YOUR TASK
Here the job is to copy the data exactly and to exclude every image from it.
(RECORDS SHOWN Opens)
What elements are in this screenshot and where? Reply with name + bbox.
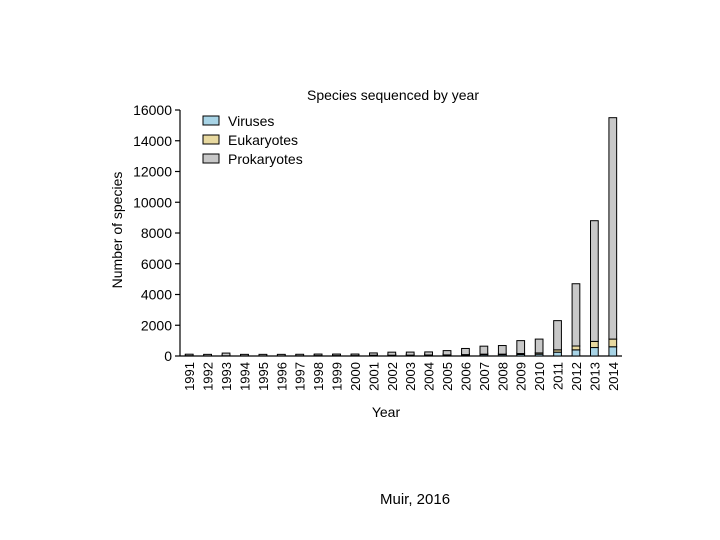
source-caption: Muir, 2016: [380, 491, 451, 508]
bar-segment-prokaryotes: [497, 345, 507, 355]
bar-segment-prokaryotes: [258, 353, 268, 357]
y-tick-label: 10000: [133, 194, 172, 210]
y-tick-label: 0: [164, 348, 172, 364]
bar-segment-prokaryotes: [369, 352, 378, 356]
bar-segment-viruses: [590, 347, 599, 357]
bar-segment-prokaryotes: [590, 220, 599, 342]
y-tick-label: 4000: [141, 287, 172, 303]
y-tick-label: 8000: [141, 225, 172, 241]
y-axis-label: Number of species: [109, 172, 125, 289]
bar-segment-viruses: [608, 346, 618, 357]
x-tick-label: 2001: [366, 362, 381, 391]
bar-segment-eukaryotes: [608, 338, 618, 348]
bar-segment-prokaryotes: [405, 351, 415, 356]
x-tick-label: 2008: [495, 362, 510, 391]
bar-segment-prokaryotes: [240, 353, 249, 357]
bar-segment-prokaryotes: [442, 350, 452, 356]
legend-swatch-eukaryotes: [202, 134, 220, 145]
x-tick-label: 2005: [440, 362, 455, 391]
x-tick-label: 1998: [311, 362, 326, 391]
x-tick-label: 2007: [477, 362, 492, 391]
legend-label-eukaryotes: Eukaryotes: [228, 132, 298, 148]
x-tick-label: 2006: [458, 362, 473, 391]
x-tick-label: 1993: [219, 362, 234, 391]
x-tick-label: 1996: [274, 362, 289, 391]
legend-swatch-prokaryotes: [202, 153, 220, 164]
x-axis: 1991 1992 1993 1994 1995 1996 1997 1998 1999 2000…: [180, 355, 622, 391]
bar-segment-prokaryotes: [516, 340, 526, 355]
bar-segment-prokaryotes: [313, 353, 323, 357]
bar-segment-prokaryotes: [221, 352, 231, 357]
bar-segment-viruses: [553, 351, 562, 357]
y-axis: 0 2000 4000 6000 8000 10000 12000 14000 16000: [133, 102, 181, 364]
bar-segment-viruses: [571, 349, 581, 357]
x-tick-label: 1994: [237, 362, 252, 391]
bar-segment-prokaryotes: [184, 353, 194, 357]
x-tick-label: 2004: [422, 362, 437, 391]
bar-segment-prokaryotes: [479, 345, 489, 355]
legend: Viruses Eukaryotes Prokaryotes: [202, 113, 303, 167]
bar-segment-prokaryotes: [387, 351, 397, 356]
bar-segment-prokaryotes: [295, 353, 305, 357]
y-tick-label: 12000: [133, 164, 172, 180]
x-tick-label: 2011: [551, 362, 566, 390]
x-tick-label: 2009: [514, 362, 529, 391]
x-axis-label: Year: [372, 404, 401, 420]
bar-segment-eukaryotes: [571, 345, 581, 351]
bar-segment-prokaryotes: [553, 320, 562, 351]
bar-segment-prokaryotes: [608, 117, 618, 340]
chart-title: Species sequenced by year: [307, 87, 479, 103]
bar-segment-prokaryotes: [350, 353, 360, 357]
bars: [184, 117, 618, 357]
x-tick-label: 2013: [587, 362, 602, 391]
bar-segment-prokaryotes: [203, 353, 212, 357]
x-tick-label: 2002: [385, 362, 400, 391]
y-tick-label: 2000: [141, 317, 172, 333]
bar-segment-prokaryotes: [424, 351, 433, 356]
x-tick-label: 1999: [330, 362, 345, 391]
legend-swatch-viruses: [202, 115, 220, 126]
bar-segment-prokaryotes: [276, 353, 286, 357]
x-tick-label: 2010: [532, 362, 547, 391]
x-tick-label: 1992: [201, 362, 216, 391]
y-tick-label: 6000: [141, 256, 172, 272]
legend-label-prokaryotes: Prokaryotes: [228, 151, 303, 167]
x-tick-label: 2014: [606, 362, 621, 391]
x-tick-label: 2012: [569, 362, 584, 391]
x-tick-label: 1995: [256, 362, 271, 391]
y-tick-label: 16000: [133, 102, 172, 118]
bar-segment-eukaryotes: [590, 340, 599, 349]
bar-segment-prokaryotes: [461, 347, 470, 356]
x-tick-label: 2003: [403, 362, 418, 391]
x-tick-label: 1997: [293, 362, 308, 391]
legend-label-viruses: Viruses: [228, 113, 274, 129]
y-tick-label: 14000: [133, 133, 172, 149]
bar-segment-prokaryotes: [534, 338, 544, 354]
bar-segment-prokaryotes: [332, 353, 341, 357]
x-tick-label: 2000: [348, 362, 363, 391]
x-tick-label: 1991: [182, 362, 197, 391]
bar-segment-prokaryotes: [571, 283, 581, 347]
(RECORDS SHOWN Closes)
RESPONSE BELOW
What elements are in this screenshot and where? Reply with name + bbox.
source-caption: Muir, 2016: [380, 491, 451, 508]
bar-segment-prokaryotes: [497, 345, 507, 355]
bar-segment-prokaryotes: [258, 353, 268, 357]
y-tick-label: 10000: [133, 194, 172, 210]
y-tick-label: 0: [164, 348, 172, 364]
bar-segment-prokaryotes: [369, 352, 378, 356]
bar-segment-viruses: [590, 347, 599, 357]
bar-segment-prokaryotes: [590, 220, 599, 342]
y-tick-label: 4000: [141, 287, 172, 303]
y-tick-label: 8000: [141, 225, 172, 241]
y-axis-label: Number of species: [109, 172, 125, 289]
bar-segment-viruses: [608, 346, 618, 357]
x-tick-label: 2001: [366, 362, 381, 391]
bar-segment-eukaryotes: [608, 338, 618, 348]
bar-segment-prokaryotes: [405, 351, 415, 356]
x-tick-label: 2008: [495, 362, 510, 391]
bar-segment-prokaryotes: [240, 353, 249, 357]
bar-segment-prokaryotes: [442, 350, 452, 356]
legend-swatch-eukaryotes: [202, 134, 220, 145]
x-tick-label: 2005: [440, 362, 455, 391]
x-tick-label: 1998: [311, 362, 326, 391]
x-tick-label: 2007: [477, 362, 492, 391]
legend-label-eukaryotes: Eukaryotes: [228, 132, 298, 148]
x-tick-label: 2006: [458, 362, 473, 391]
x-tick-label: 1993: [219, 362, 234, 391]
x-tick-label: 1996: [274, 362, 289, 391]
legend-swatch-prokaryotes: [202, 153, 220, 164]
x-axis: 1991 1992 1993 1994 1995 1996 1997 1998 1999 2000…: [180, 355, 622, 391]
bar-segment-prokaryotes: [516, 340, 526, 355]
bar-segment-prokaryotes: [313, 353, 323, 357]
bar-segment-prokaryotes: [221, 352, 231, 357]
bar-segment-viruses: [553, 351, 562, 357]
y-axis: 0 2000 4000 6000 8000 10000 12000 14000 16000: [133, 102, 181, 364]
bar-segment-viruses: [571, 349, 581, 357]
x-tick-label: 1994: [237, 362, 252, 391]
bar-segment-prokaryotes: [184, 353, 194, 357]
x-tick-label: 2004: [422, 362, 437, 391]
bar-segment-prokaryotes: [479, 345, 489, 355]
legend: Viruses Eukaryotes Prokaryotes: [202, 113, 303, 167]
bar-segment-prokaryotes: [387, 351, 397, 356]
bar-segment-prokaryotes: [295, 353, 305, 357]
y-tick-label: 12000: [133, 164, 172, 180]
x-tick-label: 2011: [551, 362, 566, 390]
x-tick-label: 2009: [514, 362, 529, 391]
x-axis-label: Year: [372, 404, 401, 420]
bar-segment-eukaryotes: [571, 345, 581, 351]
bar-segment-prokaryotes: [553, 320, 562, 351]
bar-segment-prokaryotes: [608, 117, 618, 340]
chart-title: Species sequenced by year: [307, 87, 479, 103]
bar-segment-prokaryotes: [350, 353, 360, 357]
bars: [184, 117, 618, 357]
x-tick-label: 2013: [587, 362, 602, 391]
bar-segment-prokaryotes: [203, 353, 212, 357]
x-tick-label: 2002: [385, 362, 400, 391]
y-tick-label: 2000: [141, 317, 172, 333]
bar-segment-prokaryotes: [424, 351, 433, 356]
x-tick-label: 1999: [330, 362, 345, 391]
legend-swatch-viruses: [202, 115, 220, 126]
bar-segment-prokaryotes: [276, 353, 286, 357]
x-tick-label: 2010: [532, 362, 547, 391]
x-tick-label: 1992: [201, 362, 216, 391]
y-tick-label: 6000: [141, 256, 172, 272]
legend-label-prokaryotes: Prokaryotes: [228, 151, 303, 167]
x-tick-label: 2014: [606, 362, 621, 391]
x-tick-label: 2012: [569, 362, 584, 391]
x-tick-label: 1995: [256, 362, 271, 391]
y-tick-label: 16000: [133, 102, 172, 118]
bar-segment-eukaryotes: [590, 340, 599, 349]
bar-segment-prokaryotes: [461, 347, 470, 356]
x-tick-label: 2003: [403, 362, 418, 391]
x-tick-label: 1997: [293, 362, 308, 391]
legend-label-viruses: Viruses: [228, 113, 274, 129]
y-tick-label: 14000: [133, 133, 172, 149]
bar-segment-prokaryotes: [534, 338, 544, 354]
bar-segment-prokaryotes: [332, 353, 341, 357]
x-tick-label: 2000: [348, 362, 363, 391]
x-tick-label: 1991: [182, 362, 197, 391]
bar-segment-prokaryotes: [571, 283, 581, 347]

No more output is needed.